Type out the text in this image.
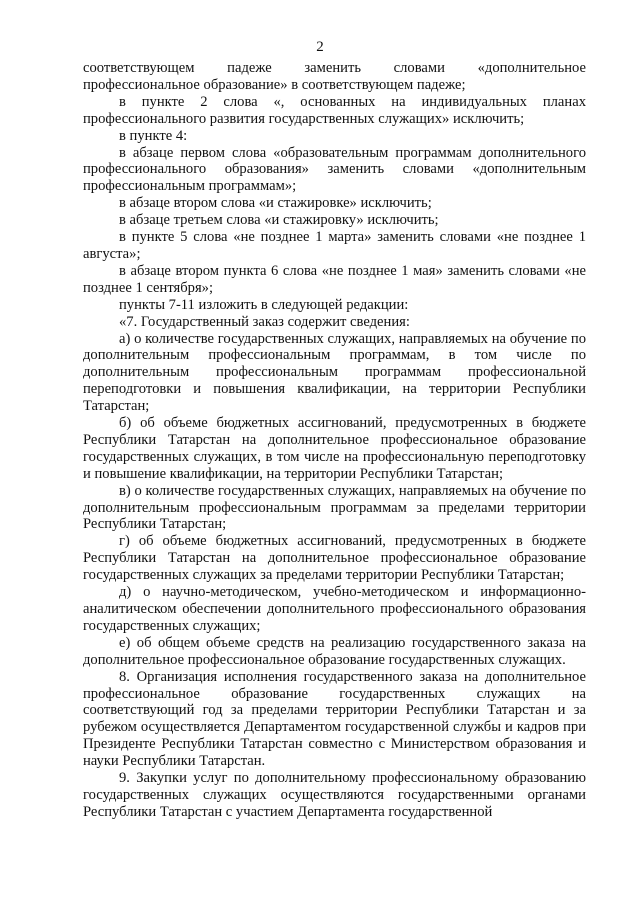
2

соответствующем падеже заменить словами «дополнительное профессиональное образование» в соответствующем падеже;

в пункте 2 слова «, основанных на индивидуальных планах профессионального развития государственных служащих» исключить;

в пункте 4:

в абзаце первом слова «образовательным программам дополнительного профессионального образования» заменить словами «дополнительным профессиональным программам»;

в абзаце втором слова «и стажировке» исключить;

в абзаце третьем слова «и стажировку» исключить;

в пункте 5 слова «не позднее 1 марта» заменить словами «не позднее 1 августа»;

в абзаце втором пункта 6 слова «не позднее 1 мая» заменить словами «не позднее 1 сентября»;

пункты 7-11 изложить в следующей редакции:

«7. Государственный заказ содержит сведения:

а) о количестве государственных служащих, направляемых на обучение по дополнительным профессиональным программам, в том числе по дополнительным профессиональным программам профессиональной переподготовки и повышения квалификации, на территории Республики Татарстан;

б) об объеме бюджетных ассигнований, предусмотренных в бюджете Республики Татарстан на дополнительное профессиональное образование государственных служащих, в том числе на профессиональную переподготовку и повышение квалификации, на территории Республики Татарстан;

в) о количестве государственных служащих, направляемых на обучение по дополнительным профессиональным программам за пределами территории Республики Татарстан;

г) об объеме бюджетных ассигнований, предусмотренных в бюджете Республики Татарстан на дополнительное профессиональное образование государственных служащих за пределами территории Республики Татарстан;

д) о научно-методическом, учебно-методическом и информационно-аналитическом обеспечении дополнительного профессионального образования государственных служащих;

е) об общем объеме средств на реализацию государственного заказа на дополнительное профессиональное образование государственных служащих.

8. Организация исполнения государственного заказа на дополнительное профессиональное образование государственных служащих на соответствующий год за пределами территории Республики Татарстан и за рубежом осуществляется Департаментом государственной службы и кадров при Президенте Республики Татарстан совместно с Министерством образования и науки Республики Татарстан.

9. Закупки услуг по дополнительному профессиональному образованию государственных служащих осуществляются государственными органами Республики Татарстан с участием Департамента государственной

* * * * *

- Problem to solve -
In the entries above, find every line holding the word "абзаце" and copy it out.

- Completed task -
в абзаце первом слова «образовательным программам дополнительного профессионального образования» заменить словами «дополнительным профессиональным программам»;
в абзаце втором слова «и стажировке» исключить;
в абзаце третьем слова «и стажировку» исключить;
в абзаце втором пункта 6 слова «не позднее 1 мая» заменить словами «не позднее 1 сентября»;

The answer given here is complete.